#### PROBLEM REQUIREMENTS:
In the listing below, identify each line with the word "parapente" and return those lines.

(Data records)
'''
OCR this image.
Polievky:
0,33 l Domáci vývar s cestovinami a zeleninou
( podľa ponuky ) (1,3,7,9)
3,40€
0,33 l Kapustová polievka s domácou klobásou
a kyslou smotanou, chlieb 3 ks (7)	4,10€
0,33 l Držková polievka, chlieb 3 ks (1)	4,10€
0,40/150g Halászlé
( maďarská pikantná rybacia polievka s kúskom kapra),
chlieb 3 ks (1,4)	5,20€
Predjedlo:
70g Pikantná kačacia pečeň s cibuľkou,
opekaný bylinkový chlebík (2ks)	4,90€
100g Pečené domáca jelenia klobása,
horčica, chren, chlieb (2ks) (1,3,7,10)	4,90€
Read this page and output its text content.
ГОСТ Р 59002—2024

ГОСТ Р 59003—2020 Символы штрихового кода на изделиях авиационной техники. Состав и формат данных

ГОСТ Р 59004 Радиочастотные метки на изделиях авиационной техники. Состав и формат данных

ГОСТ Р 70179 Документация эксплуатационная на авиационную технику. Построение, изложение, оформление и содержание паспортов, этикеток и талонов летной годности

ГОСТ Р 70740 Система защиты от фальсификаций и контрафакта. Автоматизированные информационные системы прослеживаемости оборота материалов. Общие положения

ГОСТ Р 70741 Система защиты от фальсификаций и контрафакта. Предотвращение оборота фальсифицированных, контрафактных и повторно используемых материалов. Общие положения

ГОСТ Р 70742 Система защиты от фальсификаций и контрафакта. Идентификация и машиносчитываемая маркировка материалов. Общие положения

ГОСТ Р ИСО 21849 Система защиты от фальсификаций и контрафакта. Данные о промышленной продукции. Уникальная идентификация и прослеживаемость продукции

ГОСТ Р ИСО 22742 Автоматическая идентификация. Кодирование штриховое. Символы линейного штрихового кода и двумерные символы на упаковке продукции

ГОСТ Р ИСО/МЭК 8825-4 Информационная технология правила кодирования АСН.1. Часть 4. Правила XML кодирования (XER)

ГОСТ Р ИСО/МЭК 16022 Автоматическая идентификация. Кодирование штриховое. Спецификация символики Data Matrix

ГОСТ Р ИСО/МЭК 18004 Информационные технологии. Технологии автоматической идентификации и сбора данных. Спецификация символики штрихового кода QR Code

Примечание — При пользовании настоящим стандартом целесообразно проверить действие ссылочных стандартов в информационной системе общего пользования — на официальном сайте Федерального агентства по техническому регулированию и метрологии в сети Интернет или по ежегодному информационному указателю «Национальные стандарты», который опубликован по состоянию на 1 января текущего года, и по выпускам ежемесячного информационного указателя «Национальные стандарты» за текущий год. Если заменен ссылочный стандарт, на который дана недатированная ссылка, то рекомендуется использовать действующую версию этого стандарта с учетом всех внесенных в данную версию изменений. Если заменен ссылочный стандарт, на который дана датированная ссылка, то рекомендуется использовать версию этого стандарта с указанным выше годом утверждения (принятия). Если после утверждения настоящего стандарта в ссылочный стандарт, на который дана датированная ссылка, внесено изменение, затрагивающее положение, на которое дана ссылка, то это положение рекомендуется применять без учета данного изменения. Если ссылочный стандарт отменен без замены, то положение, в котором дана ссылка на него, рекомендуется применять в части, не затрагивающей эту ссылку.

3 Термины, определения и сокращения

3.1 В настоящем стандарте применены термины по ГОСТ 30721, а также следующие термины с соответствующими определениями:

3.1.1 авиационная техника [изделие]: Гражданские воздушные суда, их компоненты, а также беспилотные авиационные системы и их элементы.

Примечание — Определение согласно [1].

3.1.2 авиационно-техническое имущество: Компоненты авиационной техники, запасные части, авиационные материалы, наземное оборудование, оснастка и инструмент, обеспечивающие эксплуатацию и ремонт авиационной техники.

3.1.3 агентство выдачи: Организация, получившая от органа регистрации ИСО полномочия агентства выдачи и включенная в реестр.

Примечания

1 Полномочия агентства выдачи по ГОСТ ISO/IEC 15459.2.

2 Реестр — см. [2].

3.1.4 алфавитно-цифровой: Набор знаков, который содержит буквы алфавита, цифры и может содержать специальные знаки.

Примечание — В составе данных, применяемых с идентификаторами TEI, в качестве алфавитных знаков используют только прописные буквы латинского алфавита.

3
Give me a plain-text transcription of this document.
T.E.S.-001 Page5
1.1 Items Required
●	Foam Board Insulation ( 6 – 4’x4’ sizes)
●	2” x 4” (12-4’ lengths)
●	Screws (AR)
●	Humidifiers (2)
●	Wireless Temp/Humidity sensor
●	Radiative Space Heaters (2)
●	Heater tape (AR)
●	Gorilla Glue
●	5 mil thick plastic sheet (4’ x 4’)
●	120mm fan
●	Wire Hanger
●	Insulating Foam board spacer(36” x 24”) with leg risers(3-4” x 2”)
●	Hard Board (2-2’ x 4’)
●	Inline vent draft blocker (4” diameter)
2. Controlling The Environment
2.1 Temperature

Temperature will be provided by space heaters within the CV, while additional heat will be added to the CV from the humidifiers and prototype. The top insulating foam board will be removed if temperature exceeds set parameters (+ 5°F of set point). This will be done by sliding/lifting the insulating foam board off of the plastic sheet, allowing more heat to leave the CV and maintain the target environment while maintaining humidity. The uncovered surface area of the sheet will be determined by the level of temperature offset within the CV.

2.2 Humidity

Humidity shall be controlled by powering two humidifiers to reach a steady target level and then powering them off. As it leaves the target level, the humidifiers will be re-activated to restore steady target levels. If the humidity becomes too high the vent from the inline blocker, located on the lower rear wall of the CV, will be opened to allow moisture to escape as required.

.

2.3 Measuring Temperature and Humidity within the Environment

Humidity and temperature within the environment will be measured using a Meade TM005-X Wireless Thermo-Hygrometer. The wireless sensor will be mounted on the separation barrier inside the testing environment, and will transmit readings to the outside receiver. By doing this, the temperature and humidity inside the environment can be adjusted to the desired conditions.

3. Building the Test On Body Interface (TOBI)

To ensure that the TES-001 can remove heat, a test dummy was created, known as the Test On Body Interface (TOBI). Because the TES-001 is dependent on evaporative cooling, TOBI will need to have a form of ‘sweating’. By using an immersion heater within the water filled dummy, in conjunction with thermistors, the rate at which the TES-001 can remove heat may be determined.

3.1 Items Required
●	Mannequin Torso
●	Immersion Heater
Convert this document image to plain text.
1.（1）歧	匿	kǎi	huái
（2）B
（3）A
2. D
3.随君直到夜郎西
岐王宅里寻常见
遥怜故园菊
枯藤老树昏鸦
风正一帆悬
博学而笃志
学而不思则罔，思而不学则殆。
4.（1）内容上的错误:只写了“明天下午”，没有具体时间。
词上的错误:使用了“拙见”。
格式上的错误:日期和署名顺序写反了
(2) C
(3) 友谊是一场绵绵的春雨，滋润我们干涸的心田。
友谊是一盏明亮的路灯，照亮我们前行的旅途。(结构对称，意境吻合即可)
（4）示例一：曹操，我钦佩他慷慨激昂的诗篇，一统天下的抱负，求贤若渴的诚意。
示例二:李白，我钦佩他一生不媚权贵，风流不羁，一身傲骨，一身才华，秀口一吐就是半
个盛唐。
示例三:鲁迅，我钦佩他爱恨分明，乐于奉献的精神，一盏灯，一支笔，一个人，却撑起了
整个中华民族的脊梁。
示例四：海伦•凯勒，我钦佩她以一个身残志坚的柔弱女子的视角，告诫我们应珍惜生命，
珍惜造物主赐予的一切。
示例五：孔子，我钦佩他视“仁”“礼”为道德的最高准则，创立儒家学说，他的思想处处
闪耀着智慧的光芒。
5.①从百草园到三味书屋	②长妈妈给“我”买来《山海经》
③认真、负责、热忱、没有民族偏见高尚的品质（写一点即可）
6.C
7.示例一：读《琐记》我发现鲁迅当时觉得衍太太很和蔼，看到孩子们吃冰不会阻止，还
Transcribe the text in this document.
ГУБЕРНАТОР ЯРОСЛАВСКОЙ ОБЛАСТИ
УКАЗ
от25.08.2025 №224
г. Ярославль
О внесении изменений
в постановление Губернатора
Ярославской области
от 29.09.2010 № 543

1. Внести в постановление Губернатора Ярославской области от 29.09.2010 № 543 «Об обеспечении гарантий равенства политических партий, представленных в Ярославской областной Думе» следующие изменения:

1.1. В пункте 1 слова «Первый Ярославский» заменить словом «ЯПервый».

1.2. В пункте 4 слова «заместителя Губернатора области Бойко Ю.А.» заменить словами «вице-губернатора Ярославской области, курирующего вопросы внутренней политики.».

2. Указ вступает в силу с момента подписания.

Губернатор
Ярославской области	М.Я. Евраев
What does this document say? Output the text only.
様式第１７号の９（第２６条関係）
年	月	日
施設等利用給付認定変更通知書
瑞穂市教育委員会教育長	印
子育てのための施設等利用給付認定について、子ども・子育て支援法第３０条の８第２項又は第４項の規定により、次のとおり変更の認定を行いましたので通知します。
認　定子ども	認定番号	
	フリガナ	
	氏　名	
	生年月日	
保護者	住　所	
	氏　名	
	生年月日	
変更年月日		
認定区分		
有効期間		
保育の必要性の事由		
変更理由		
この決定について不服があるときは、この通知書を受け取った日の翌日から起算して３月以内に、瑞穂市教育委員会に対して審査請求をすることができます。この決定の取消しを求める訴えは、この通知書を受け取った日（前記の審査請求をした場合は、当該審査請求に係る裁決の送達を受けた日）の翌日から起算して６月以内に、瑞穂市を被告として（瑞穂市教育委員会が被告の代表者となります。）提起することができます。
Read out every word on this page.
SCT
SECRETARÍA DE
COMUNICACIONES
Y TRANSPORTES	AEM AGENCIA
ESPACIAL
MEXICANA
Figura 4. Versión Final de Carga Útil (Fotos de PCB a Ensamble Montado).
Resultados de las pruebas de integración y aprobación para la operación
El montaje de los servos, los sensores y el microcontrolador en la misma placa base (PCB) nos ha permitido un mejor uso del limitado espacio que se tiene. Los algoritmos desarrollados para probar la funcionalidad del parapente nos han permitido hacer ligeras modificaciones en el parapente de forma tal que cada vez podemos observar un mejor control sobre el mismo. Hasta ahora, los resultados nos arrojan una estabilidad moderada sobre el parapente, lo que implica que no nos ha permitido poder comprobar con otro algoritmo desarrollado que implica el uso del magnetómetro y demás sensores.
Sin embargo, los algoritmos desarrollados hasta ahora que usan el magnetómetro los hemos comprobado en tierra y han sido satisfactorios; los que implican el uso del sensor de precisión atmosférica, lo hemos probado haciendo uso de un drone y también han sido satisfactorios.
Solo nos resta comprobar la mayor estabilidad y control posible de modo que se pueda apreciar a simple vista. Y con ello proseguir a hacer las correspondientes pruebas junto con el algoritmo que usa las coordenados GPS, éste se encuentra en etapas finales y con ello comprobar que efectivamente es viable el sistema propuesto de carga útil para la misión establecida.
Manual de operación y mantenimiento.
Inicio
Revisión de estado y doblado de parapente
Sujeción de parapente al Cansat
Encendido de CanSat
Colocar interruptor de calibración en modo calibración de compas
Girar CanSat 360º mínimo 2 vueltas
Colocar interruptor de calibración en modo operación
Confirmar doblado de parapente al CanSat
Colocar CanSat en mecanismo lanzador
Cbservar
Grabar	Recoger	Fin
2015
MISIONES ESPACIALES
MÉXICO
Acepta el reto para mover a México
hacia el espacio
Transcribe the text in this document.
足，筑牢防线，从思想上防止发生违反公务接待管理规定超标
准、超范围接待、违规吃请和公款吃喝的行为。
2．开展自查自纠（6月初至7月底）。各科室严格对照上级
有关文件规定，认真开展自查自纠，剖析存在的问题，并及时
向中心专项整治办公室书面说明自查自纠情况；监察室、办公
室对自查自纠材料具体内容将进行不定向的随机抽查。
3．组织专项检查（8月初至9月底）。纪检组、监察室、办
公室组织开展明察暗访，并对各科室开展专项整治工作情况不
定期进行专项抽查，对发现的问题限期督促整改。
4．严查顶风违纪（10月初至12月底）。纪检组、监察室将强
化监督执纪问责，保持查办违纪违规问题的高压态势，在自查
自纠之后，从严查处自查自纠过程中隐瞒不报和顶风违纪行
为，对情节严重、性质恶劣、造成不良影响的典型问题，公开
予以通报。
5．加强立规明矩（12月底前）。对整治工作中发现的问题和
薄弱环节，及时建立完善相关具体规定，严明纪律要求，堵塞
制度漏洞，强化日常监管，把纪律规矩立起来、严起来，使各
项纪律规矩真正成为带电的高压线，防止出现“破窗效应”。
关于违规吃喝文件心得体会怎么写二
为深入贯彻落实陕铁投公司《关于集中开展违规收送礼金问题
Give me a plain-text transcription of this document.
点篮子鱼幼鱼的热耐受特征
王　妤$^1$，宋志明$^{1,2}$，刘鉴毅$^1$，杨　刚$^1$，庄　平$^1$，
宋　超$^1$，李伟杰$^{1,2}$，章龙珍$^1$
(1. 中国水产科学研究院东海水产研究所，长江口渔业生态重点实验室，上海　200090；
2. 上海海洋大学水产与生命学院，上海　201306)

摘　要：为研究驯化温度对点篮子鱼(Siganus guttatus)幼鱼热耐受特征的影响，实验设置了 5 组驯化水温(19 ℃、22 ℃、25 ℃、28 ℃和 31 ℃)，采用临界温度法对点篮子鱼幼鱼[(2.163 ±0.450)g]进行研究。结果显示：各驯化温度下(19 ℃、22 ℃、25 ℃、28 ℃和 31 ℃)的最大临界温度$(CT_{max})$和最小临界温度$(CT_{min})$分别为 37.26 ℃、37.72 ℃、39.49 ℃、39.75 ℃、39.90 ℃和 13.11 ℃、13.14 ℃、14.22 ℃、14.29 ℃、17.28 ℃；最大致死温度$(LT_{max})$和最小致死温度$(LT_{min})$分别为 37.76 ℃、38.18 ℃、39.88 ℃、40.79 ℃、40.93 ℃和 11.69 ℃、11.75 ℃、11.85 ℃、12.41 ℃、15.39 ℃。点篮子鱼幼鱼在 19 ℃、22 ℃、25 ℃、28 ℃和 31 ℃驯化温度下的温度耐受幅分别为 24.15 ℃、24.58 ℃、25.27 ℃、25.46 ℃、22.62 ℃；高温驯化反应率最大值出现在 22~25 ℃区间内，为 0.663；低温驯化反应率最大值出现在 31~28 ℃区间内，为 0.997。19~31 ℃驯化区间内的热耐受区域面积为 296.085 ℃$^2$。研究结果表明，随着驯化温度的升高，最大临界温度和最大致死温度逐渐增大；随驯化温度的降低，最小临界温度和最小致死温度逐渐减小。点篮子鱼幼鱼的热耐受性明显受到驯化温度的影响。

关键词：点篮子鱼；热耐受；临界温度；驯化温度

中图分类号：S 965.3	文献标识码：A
'''
#### WORKED SOLUTION:
El montaje de los servos, los sensores y el microcontrolador en la misma placa base (PCB) nos ha permitido un mejor uso del limitado espacio que se tiene. Los algoritmos desarrollados para probar la funcionalidad del parapente nos han permitido hacer ligeras modificaciones en el parapente de forma tal que cada vez podemos observar un mejor control sobre el mismo. Hasta ahora, los resultados nos arrojan una estabilidad moderada sobre el parapente, lo que implica que no nos ha permitido poder comprobar con otro algoritmo desarrollado que implica el uso del magnetómetro y demás sensores.
Revisión de estado y doblado de parapente
Sujeción de parapente al Cansat
Confirmar doblado de parapente al CanSat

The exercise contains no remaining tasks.